- **What you should do**
Wherever a line in the data below holds "ipsum", copy that line.

--- BEGIN Records to process ---

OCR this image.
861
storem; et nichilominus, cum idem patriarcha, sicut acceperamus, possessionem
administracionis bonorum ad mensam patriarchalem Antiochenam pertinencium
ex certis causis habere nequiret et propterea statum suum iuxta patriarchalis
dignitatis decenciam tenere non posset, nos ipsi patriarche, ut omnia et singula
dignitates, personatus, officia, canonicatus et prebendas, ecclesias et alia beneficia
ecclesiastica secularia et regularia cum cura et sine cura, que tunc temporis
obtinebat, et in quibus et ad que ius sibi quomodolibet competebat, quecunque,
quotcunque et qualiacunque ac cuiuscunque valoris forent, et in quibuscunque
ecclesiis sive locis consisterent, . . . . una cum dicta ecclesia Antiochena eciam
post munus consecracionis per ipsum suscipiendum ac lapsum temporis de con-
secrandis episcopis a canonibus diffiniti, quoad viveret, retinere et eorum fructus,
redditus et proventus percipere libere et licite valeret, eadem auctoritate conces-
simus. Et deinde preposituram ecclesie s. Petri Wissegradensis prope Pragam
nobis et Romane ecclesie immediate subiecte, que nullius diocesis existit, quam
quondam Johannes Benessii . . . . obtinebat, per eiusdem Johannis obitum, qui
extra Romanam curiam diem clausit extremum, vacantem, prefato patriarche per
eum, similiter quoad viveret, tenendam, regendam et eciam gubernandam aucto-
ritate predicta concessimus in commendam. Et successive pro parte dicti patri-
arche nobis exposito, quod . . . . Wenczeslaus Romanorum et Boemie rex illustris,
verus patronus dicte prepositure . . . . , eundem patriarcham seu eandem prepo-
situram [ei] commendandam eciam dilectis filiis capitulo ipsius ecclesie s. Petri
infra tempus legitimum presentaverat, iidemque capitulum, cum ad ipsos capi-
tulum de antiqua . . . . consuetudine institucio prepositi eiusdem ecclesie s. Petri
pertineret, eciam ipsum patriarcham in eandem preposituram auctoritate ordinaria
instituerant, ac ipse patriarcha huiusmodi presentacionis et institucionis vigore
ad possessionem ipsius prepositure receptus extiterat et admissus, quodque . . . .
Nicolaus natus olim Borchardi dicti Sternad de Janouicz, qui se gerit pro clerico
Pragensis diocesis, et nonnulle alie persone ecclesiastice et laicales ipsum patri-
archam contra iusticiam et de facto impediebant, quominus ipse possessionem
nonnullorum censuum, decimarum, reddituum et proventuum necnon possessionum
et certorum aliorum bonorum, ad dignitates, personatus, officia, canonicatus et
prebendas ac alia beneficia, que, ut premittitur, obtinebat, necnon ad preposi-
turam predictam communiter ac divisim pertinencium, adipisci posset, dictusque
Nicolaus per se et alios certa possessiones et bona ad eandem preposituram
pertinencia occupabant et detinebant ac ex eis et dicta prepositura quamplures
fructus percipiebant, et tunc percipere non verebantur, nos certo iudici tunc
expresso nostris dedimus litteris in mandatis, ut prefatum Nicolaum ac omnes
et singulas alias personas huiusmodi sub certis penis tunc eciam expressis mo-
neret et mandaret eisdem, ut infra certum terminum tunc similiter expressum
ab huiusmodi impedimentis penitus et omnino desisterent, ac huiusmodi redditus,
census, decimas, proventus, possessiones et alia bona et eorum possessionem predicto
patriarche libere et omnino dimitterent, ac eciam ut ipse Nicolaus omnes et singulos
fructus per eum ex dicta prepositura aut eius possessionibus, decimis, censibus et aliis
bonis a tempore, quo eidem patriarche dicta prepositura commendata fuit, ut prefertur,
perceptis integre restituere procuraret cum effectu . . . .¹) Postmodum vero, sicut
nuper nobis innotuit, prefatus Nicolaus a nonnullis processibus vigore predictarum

--- END Records to process ---

- **The reply**
post munus consecracionis per ipsum suscipiendum ac lapsum temporis de con-
pertineret, eciam ipsum patriarcham in eandem preposituram auctoritate ordinaria
Pragensis diocesis, et nonnulle alie persone ecclesiastice et laicales ipsum patri-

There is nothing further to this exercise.